* QUESTIONS:
a – In the comment exchange about religion, rewrite the stretch from "Religion is concerned" through "all of them.", replacing "teachings" with "lessons".
b – Write the next part of the comment exchange about religion, picking up after its final sentence.

* PROVIDED PASSAGE:
────────────────────

    Xanthippa:

    Well, if all you see is fraud then you are looking in all the wrong places.

    You and I have had many long and deep debates on the subject, during which I have referred to many of the core concepts. And not one of them is fraudulent.

    Religion is concerned with the most profound metaphysical, spiritual and moral issues. These are the most profound questions the human mind is able to ask.

    The aspects you object to – like the eternal-life metaphor of the cycle of existence and the personification of the ultimate creative principle – are not central. They are didactic constructs to help the uninitiated understand the teachings at the most basic level.

    There are as many people with an IQ of 80 as there are with and IQ of 120, and the teachings have to be cast in a form that works for all of them.

    • xanthippa Says:

      CodeSlinger,

      No, they don’t.

      Doing so is a fraud, no matter how you try to whitewash it. And it must be stopped, like all other forms of fraud.

  3. CodeSlinger Says:

    Xanthippa:

    With that stance, you will certainly take away the innocence of childhood too soon, and have nothing to replace it with.

    Nothing sufficiently compelling, that is.

    People need to mature to a certain point before they can safely take the personified faces off the archetypes that underlie their morality.

    The trouble is that people mature at different rates, and some never get to that point.
────────────────────
* Source data:

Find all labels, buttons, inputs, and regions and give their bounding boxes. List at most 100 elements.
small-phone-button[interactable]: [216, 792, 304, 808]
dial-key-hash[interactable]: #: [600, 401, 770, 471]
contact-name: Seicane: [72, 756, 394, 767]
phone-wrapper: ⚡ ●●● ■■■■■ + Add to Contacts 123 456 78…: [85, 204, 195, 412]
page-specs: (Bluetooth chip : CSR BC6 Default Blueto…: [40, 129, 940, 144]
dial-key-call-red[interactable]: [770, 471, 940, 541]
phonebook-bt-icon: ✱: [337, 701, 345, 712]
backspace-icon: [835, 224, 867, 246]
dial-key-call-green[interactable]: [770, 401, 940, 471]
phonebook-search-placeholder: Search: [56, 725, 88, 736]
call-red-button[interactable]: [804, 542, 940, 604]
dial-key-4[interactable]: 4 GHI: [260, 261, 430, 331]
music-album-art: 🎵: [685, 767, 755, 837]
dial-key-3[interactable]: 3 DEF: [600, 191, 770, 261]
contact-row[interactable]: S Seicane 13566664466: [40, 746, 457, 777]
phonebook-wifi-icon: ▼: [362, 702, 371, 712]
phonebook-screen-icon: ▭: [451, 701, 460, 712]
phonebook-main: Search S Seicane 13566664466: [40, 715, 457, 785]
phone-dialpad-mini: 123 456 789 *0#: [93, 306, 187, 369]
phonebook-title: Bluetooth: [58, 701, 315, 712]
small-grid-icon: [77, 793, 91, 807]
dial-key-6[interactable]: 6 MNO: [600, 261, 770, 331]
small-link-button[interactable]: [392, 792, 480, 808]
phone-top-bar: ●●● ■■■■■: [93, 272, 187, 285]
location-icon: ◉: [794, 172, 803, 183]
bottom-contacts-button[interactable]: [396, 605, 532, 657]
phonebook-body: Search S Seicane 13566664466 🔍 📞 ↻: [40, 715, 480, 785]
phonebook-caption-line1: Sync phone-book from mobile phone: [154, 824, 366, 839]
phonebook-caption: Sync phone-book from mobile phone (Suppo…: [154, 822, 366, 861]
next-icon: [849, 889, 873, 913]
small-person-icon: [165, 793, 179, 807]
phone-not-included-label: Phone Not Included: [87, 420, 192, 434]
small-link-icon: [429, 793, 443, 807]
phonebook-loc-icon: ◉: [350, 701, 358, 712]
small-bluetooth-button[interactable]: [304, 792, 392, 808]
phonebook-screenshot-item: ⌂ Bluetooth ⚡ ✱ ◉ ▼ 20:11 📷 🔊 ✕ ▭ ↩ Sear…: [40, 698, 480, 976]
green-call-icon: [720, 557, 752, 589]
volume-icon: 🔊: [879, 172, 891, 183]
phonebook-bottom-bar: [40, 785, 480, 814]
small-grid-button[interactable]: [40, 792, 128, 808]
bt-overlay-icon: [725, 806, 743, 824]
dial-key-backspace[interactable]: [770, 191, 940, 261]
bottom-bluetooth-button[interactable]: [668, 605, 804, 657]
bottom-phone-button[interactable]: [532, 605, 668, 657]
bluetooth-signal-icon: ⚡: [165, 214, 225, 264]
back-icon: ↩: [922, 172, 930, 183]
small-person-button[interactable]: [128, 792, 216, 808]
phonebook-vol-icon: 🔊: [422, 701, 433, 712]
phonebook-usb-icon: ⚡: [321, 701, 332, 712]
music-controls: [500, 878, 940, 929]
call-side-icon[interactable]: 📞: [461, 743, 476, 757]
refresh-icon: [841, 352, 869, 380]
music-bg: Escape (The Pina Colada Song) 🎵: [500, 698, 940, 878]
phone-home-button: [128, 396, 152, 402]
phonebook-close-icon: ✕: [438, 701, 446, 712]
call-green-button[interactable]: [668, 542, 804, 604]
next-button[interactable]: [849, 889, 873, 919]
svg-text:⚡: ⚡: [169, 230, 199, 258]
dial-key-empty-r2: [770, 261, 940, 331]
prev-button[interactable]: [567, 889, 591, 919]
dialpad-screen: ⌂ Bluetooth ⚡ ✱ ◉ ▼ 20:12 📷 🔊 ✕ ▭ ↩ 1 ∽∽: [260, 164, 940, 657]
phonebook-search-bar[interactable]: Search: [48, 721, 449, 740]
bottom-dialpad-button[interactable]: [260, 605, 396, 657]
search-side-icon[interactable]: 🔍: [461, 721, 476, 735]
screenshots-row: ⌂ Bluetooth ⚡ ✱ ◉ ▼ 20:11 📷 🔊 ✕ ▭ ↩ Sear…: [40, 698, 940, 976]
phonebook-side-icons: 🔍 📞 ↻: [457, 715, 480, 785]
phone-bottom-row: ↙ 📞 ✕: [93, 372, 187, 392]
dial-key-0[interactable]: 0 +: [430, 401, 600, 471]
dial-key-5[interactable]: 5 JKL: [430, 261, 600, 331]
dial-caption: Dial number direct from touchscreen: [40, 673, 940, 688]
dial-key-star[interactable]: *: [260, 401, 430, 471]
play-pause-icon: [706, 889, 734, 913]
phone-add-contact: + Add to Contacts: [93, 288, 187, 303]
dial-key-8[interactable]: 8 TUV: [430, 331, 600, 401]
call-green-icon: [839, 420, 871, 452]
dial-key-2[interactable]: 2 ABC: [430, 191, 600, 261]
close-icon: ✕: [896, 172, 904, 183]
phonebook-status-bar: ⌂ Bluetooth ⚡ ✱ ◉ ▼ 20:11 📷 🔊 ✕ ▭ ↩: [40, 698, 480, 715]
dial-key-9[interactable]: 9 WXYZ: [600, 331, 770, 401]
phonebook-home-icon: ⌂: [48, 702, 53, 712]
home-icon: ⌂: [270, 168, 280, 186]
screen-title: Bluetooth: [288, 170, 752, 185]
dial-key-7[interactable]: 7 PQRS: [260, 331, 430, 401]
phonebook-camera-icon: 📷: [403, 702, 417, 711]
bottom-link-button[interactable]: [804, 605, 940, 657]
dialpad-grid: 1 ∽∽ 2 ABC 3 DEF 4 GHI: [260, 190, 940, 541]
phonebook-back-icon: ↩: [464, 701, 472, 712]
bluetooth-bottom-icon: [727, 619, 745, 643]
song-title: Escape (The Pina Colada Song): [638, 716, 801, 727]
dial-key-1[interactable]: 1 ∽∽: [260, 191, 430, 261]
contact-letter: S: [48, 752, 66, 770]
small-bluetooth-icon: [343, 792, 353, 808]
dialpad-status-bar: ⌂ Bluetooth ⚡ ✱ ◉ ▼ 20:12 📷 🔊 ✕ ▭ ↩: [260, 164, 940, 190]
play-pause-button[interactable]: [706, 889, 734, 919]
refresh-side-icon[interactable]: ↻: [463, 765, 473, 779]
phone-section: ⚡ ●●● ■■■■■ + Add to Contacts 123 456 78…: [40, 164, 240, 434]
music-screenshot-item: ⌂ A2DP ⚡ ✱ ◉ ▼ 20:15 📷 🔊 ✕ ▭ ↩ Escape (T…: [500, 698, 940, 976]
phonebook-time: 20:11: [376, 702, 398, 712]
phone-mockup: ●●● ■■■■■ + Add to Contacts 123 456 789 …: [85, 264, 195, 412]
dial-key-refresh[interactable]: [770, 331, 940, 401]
────────────────────
* EXPECTED OUTPUTS:
a –
Religion is concerned with the most profound metaphysical, spiritual and moral issues. These are the most profound questions the human mind is able to ask.

    The aspects you object to – like the eternal-life metaphor of the cycle of existence and the personification of the ultimate creative principle – are not central. They are didactic constructs to help the uninitiated understand the lessons at the most basic level.

    There are as many people with an IQ of 80 as there are with and IQ of 120, and the lessons have to be cast in a form that works for all of them.

b –
    These days, that actually means most of them, because society is specifically engineered to produce adult children. The average thirty-year-old today is less mature than the average thirteen-year-old was when I was that age.

    And that means the people who will never outgrow the need to put faces on their archetypes now form an increasing majority.

    The direct, inevitable result of ripping the faces off these people’s archetypes is precisely the crisis of morality we now face in the West.

    And that is one of the main foundation stones of the cultural Marxist agenda.

    • xanthippa Says:

      Again,this is a point on which I must disagree with you, CodeSlinger.

      I rather think that protecting children from religions and other mind pollution like that (Santa Claus, anyone?) robs them of their innocence and makes them vulnerable to all kinds of deception.

      Teching kids, from before they can speak, to question everything and not ‘put faith’ in stuff people try to make them believe, giving them the confidence to think things through for themselves: now that is how to stop both religionists and Cultural Marxists from polluting their minds.

      • CodeSlinger Says:

        Xanthippa:

        Your kids’ IQs are, say, x points above average, so your way works with them.

        Now try it with kids who are x points below average.

        On second thought, let me make it easier: try it with average kids, (IQ of exactly 100).

        All I can say is, good luck with that.

      • xanthippa Says:

        Lying and deceit are NEVER the right answer, regardless of the IQ of the kids/people defrauded.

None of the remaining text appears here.